• **WORK TO COMPLETE**
Quote the entries word for word. Omit the pictures.

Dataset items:
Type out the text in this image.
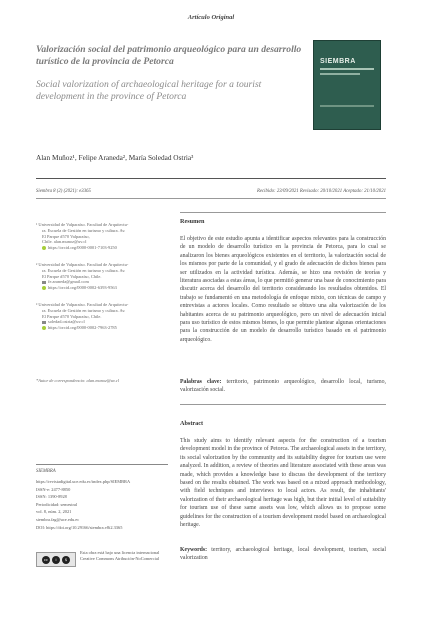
Artículo Original
Valorización social del patrimonio arqueológico para un desarrollo turístico de la provincia de Petorca
Social valorization of archaeological heritage for a tourist development in the province of Petorca
SIEMBRA
Alan Muñoz¹, Felipe Araneda², María Soledad Ostria³
Siembra 8 (2) (2021): e3365	Recibido: 23/09/2021 Revisado: 20/10/2021 Aceptado: 21/10/2021
¹ Universidad de Valparaíso. Facultad de Arquitectu-
ra. Escuela de Gestión en turismo y cultura. Av.
El Parque #570 Valparaíso,
Chile. alan.munoz@uv.cl
https://orcid.org/0000-0001-7103-9250
² Universidad de Valparaíso. Facultad de Arquitectu-
ra. Escuela de Gestión en turismo y cultura. Av.
El Parque #570 Valparaíso, Chile.
fe.araneda@gmail.com
https://orcid.org/0000-0002-6393-9563
³ Universidad de Valparaíso. Facultad de Arquitectu-
ra. Escuela de Gestión en turismo y cultura. Av.
El Parque #570 Valparaíso, Chile.
soledad.ostria@uv.cl
https://orcid.org/0000-0002-7963-2785
*Autor de correspondencia: alan.munoz@uv.cl
SIEMBRA
https://revistadigital.uce.edu.ec/index.php/SIEMBRA
ISSN-e: 2477-8850
ISSN: 1390-8928
Periodicidad: semestral
vol. 8, núm. 2, 2021
siembra.fag@uce.edu.ec
DOI: https://doi.org/10.29166/siembra.v8i2.3365
cc	i	$
Esta obra está bajo una licencia internacional Creative Commons Atribución-NoComercial
Resumen
El objetivo de este estudio apunta a identificar aspectos relevantes para la construcción de un modelo de desarrollo turístico en la provincia de Petorca, para lo cual se analizaron los bienes arqueológicos existentes en el territorio, la valorización social de los mismos por parte de la comunidad, y el grado de adecuación de dichos bienes para ser utilizados en la actividad turística. Además, se hizo una revisión de teorías y literatura asociadas a estas áreas, lo que permitió generar una base de conocimiento para discutir acerca del desarrollo del territorio considerando los resultados obtenidos. El trabajo se fundamentó en una metodología de enfoque mixto, con técnicas de campo y entrevistas a actores locales. Como resultado se obtuvo una alta valorización de los habitantes acerca de su patrimonio arqueológico, pero un nivel de adecuación inicial para uso turístico de estos mismos bienes, lo que permite plantear algunas orientaciones para la construcción de un modelo de desarrollo turístico basado en el patrimonio arqueológico.
Palabras clave: territorio, patrimonio arqueológico, desarrollo local, turismo, valorización social.
Abstract
This study aims to identify relevant aspects for the construction of a tourism development model in the province of Petorca. The archaeological assets in the territory, its social valorization by the community and its suitability degree for tourism use were analyzed. In addition, a review of theories and literature associated with these areas was made, which provides a knowledge base to discuss the development of the territory based on the results obtained. The work was based on a mixed approach methodology, with field techniques and interviews to local actors. As result, the inhabitants' valorization of their archaeological heritage was high, but their initial level of suitability for tourism use of these same assets was low, which allows us to propose some guidelines for the construction of a tourism development model based on archaeological heritage.
Keywords: territory, archaeological heritage, local development, tourism, social valorization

• **COMPLETED EXERCISE**
Type out the text in this image.
Artículo Original
Valorización social del patrimonio arqueológico para un desarrollo turístico de la provincia de Petorca
Social valorization of archaeological heritage for a tourist development in the province of Petorca
SIEMBRA
Alan Muñoz¹, Felipe Araneda², María Soledad Ostria³
Siembra 8 (2) (2021): e3365	Recibido: 23/09/2021 Revisado: 20/10/2021 Aceptado: 21/10/2021
¹ Universidad de Valparaíso. Facultad de Arquitectu-
ra. Escuela de Gestión en turismo y cultura. Av.
El Parque #570 Valparaíso,
Chile. alan.munoz@uv.cl
https://orcid.org/0000-0001-7103-9250
² Universidad de Valparaíso. Facultad de Arquitectu-
ra. Escuela de Gestión en turismo y cultura. Av.
El Parque #570 Valparaíso, Chile.
fe.araneda@gmail.com
https://orcid.org/0000-0002-6393-9563
³ Universidad de Valparaíso. Facultad de Arquitectu-
ra. Escuela de Gestión en turismo y cultura. Av.
El Parque #570 Valparaíso, Chile.
soledad.ostria@uv.cl
https://orcid.org/0000-0002-7963-2785
*Autor de correspondencia: alan.munoz@uv.cl
SIEMBRA
https://revistadigital.uce.edu.ec/index.php/SIEMBRA
ISSN-e: 2477-8850
ISSN: 1390-8928
Periodicidad: semestral
vol. 8, núm. 2, 2021
siembra.fag@uce.edu.ec
DOI: https://doi.org/10.29166/siembra.v8i2.3365
cc	i	$
Esta obra está bajo una licencia internacional Creative Commons Atribución-NoComercial
Resumen
El objetivo de este estudio apunta a identificar aspectos relevantes para la construcción de un modelo de desarrollo turístico en la provincia de Petorca, para lo cual se analizaron los bienes arqueológicos existentes en el territorio, la valorización social de los mismos por parte de la comunidad, y el grado de adecuación de dichos bienes para ser utilizados en la actividad turística. Además, se hizo una revisión de teorías y literatura asociadas a estas áreas, lo que permitió generar una base de conocimiento para discutir acerca del desarrollo del territorio considerando los resultados obtenidos. El trabajo se fundamentó en una metodología de enfoque mixto, con técnicas de campo y entrevistas a actores locales. Como resultado se obtuvo una alta valorización de los habitantes acerca de su patrimonio arqueológico, pero un nivel de adecuación inicial para uso turístico de estos mismos bienes, lo que permite plantear algunas orientaciones para la construcción de un modelo de desarrollo turístico basado en el patrimonio arqueológico.
Palabras clave: territorio, patrimonio arqueológico, desarrollo local, turismo, valorización social.
Abstract
This study aims to identify relevant aspects for the construction of a tourism development model in the province of Petorca. The archaeological assets in the territory, its social valorization by the community and its suitability degree for tourism use were analyzed. In addition, a review of theories and literature associated with these areas was made, which provides a knowledge base to discuss the development of the territory based on the results obtained. The work was based on a mixed approach methodology, with field techniques and interviews to local actors. As result, the inhabitants' valorization of their archaeological heritage was high, but their initial level of suitability for tourism use of these same assets was low, which allows us to propose some guidelines for the construction of a tourism development model based on archaeological heritage.
Keywords: territory, archaeological heritage, local development, tourism, social valorization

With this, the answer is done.